-- START OF Raw data --
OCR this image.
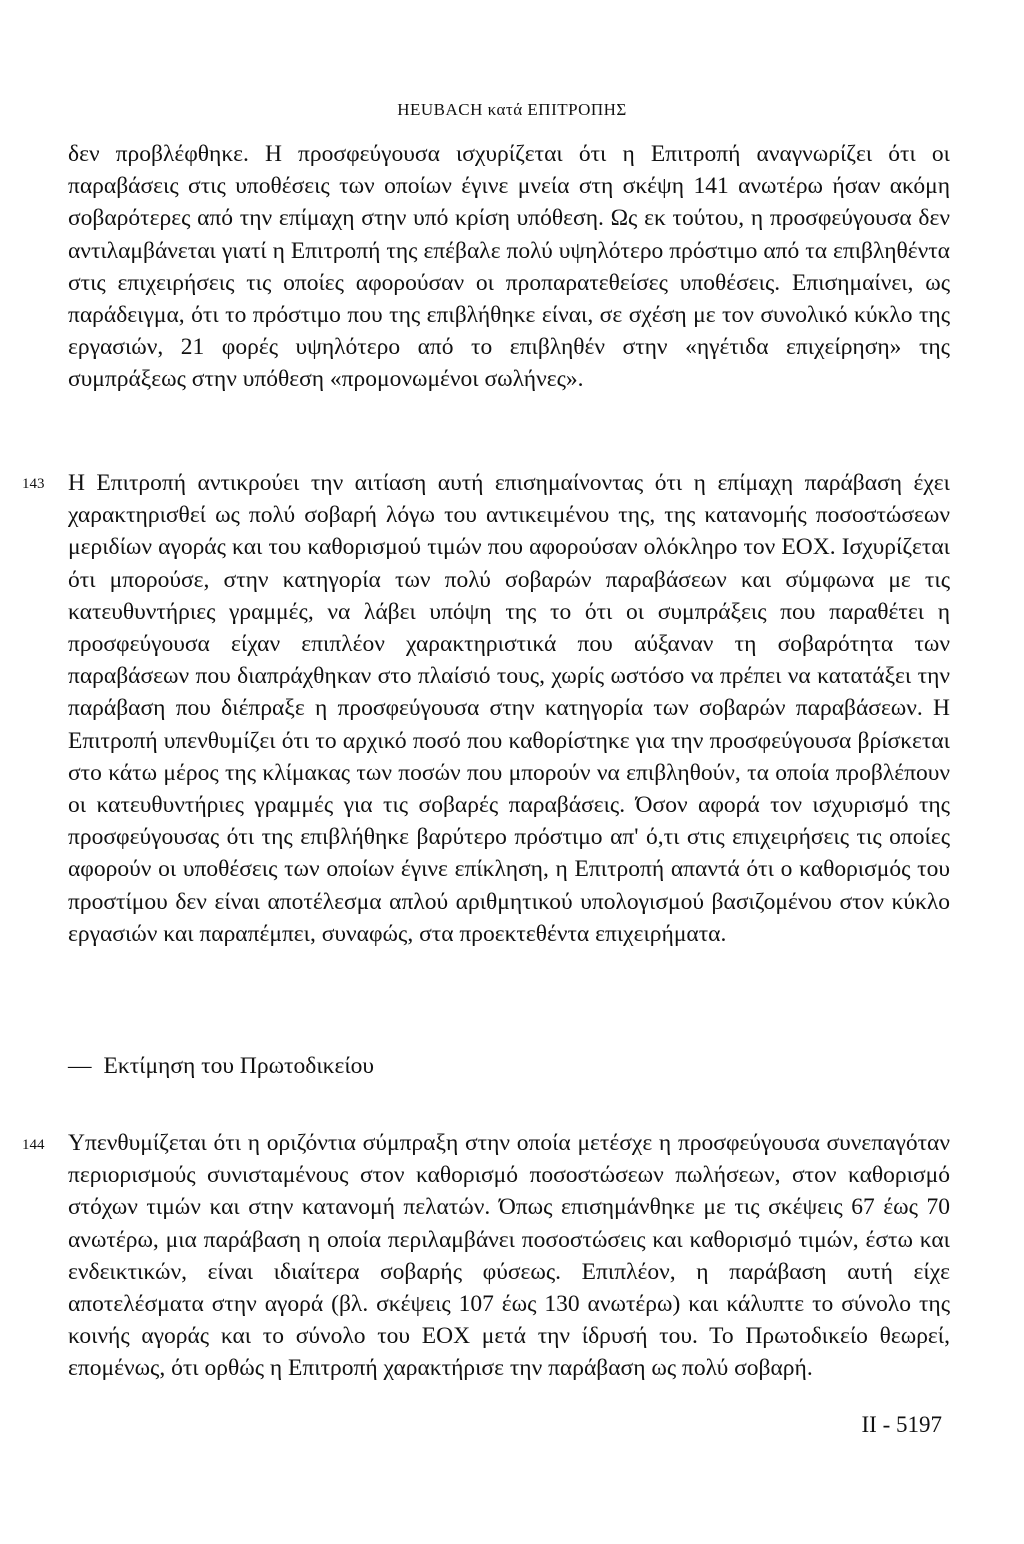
HEUBACH κατά ΕΠΙΤΡΟΠΗΣ

δεν προβλέφθηκε. Η προσφεύγουσα ισχυρίζεται ότι η Επιτροπή αναγνωρίζει ότι οι παραβάσεις στις υποθέσεις των οποίων έγινε μνεία στη σκέψη 141 ανωτέρω ήσαν ακόμη σοβαρότερες από την επίμαχη στην υπό κρίση υπόθεση. Ως εκ τούτου, η προσφεύγουσα δεν αντιλαμβάνεται γιατί η Επιτροπή της επέβαλε πολύ υψηλότερο πρόστιμο από τα επιβληθέντα στις επιχειρήσεις τις οποίες αφορούσαν οι προπαρατεθείσες υποθέσεις. Επισημαίνει, ως παράδειγμα, ότι το πρόστιμο που της επιβλήθηκε είναι, σε σχέση με τον συνολικό κύκλο της εργασιών, 21 φορές υψηλότερο από το επιβληθέν στην «ηγέτιδα επιχείρηση» της συμπράξεως στην υπόθεση «προμονωμένοι σωλήνες».

143 Η Επιτροπή αντικρούει την αιτίαση αυτή επισημαίνοντας ότι η επίμαχη παράβαση έχει χαρακτηρισθεί ως πολύ σοβαρή λόγω του αντικειμένου της, της κατανομής ποσοστώσεων μεριδίων αγοράς και του καθορισμού τιμών που αφορούσαν ολόκληρο τον ΕΟΧ. Ισχυρίζεται ότι μπορούσε, στην κατηγορία των πολύ σοβαρών παραβάσεων και σύμφωνα με τις κατευθυντήριες γραμμές, να λάβει υπόψη της το ότι οι συμπράξεις που παραθέτει η προσφεύγουσα είχαν επιπλέον χαρακτηριστικά που αύξαναν τη σοβαρότητα των παραβάσεων που διαπράχθηκαν στο πλαίσιό τους, χωρίς ωστόσο να πρέπει να κατατάξει την παράβαση που διέπραξε η προσφεύγουσα στην κατηγορία των σοβαρών παραβάσεων. Η Επιτροπή υπενθυμίζει ότι το αρχικό ποσό που καθορίστηκε για την προσφεύγουσα βρίσκεται στο κάτω μέρος της κλίμακας των ποσών που μπορούν να επιβληθούν, τα οποία προβλέπουν οι κατευθυντήριες γραμμές για τις σοβαρές παραβάσεις. Όσον αφορά τον ισχυρισμό της προσφεύγουσας ότι της επιβλήθηκε βαρύτερο πρόστιμο απ' ό,τι στις επιχειρήσεις τις οποίες αφορούν οι υποθέσεις των οποίων έγινε επίκληση, η Επιτροπή απαντά ότι ο καθορισμός του προστίμου δεν είναι αποτέλεσμα απλού αριθμητικού υπολογισμού βασιζομένου στον κύκλο εργασιών και παραπέμπει, συναφώς, στα προεκτεθέντα επιχειρήματα.

— Εκτίμηση του Πρωτοδικείου
144 Υπενθυμίζεται ότι η οριζόντια σύμπραξη στην οποία μετέσχε η προσφεύγουσα συνεπαγόταν περιορισμούς συνισταμένους στον καθορισμό ποσοστώσεων πωλήσεων, στον καθορισμό στόχων τιμών και στην κατανομή πελατών. Όπως επισημάνθηκε με τις σκέψεις 67 έως 70 ανωτέρω, μια παράβαση η οποία περιλαμβάνει ποσοστώσεις και καθορισμό τιμών, έστω και ενδεικτικών, είναι ιδιαίτερα σοβαρής φύσεως. Επιπλέον, η παράβαση αυτή είχε αποτελέσματα στην αγορά (βλ. σκέψεις 107 έως 130 ανωτέρω) και κάλυπτε το σύνολο της κοινής αγοράς και το σύνολο του ΕΟΧ μετά την ίδρυσή του. Το Πρωτοδικείο θεωρεί, επομένως, ότι ορθώς η Επιτροπή χαρακτήρισε την παράβαση ως πολύ σοβαρή.

II - 5197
-- END OF Raw data --
_Requirement_
Write the records out again in full, exactly, and skip every picture.

_The completed task_
OCR this image.
HEUBACH κατά ΕΠΙΤΡΟΠΗΣ

δεν προβλέφθηκε. Η προσφεύγουσα ισχυρίζεται ότι η Επιτροπή αναγνωρίζει ότι οι παραβάσεις στις υποθέσεις των οποίων έγινε μνεία στη σκέψη 141 ανωτέρω ήσαν ακόμη σοβαρότερες από την επίμαχη στην υπό κρίση υπόθεση. Ως εκ τούτου, η προσφεύγουσα δεν αντιλαμβάνεται γιατί η Επιτροπή της επέβαλε πολύ υψηλότερο πρόστιμο από τα επιβληθέντα στις επιχειρήσεις τις οποίες αφορούσαν οι προπαρατεθείσες υποθέσεις. Επισημαίνει, ως παράδειγμα, ότι το πρόστιμο που της επιβλήθηκε είναι, σε σχέση με τον συνολικό κύκλο της εργασιών, 21 φορές υψηλότερο από το επιβληθέν στην «ηγέτιδα επιχείρηση» της συμπράξεως στην υπόθεση «προμονωμένοι σωλήνες».

143 Η Επιτροπή αντικρούει την αιτίαση αυτή επισημαίνοντας ότι η επίμαχη παράβαση έχει χαρακτηρισθεί ως πολύ σοβαρή λόγω του αντικειμένου της, της κατανομής ποσοστώσεων μεριδίων αγοράς και του καθορισμού τιμών που αφορούσαν ολόκληρο τον ΕΟΧ. Ισχυρίζεται ότι μπορούσε, στην κατηγορία των πολύ σοβαρών παραβάσεων και σύμφωνα με τις κατευθυντήριες γραμμές, να λάβει υπόψη της το ότι οι συμπράξεις που παραθέτει η προσφεύγουσα είχαν επιπλέον χαρακτηριστικά που αύξαναν τη σοβαρότητα των παραβάσεων που διαπράχθηκαν στο πλαίσιό τους, χωρίς ωστόσο να πρέπει να κατατάξει την παράβαση που διέπραξε η προσφεύγουσα στην κατηγορία των σοβαρών παραβάσεων. Η Επιτροπή υπενθυμίζει ότι το αρχικό ποσό που καθορίστηκε για την προσφεύγουσα βρίσκεται στο κάτω μέρος της κλίμακας των ποσών που μπορούν να επιβληθούν, τα οποία προβλέπουν οι κατευθυντήριες γραμμές για τις σοβαρές παραβάσεις. Όσον αφορά τον ισχυρισμό της προσφεύγουσας ότι της επιβλήθηκε βαρύτερο πρόστιμο απ' ό,τι στις επιχειρήσεις τις οποίες αφορούν οι υποθέσεις των οποίων έγινε επίκληση, η Επιτροπή απαντά ότι ο καθορισμός του προστίμου δεν είναι αποτέλεσμα απλού αριθμητικού υπολογισμού βασιζομένου στον κύκλο εργασιών και παραπέμπει, συναφώς, στα προεκτεθέντα επιχειρήματα.

— Εκτίμηση του Πρωτοδικείου
144 Υπενθυμίζεται ότι η οριζόντια σύμπραξη στην οποία μετέσχε η προσφεύγουσα συνεπαγόταν περιορισμούς συνισταμένους στον καθορισμό ποσοστώσεων πωλήσεων, στον καθορισμό στόχων τιμών και στην κατανομή πελατών. Όπως επισημάνθηκε με τις σκέψεις 67 έως 70 ανωτέρω, μια παράβαση η οποία περιλαμβάνει ποσοστώσεις και καθορισμό τιμών, έστω και ενδεικτικών, είναι ιδιαίτερα σοβαρής φύσεως. Επιπλέον, η παράβαση αυτή είχε αποτελέσματα στην αγορά (βλ. σκέψεις 107 έως 130 ανωτέρω) και κάλυπτε το σύνολο της κοινής αγοράς και το σύνολο του ΕΟΧ μετά την ίδρυσή του. Το Πρωτοδικείο θεωρεί, επομένως, ότι ορθώς η Επιτροπή χαρακτήρισε την παράβαση ως πολύ σοβαρή.

II - 5197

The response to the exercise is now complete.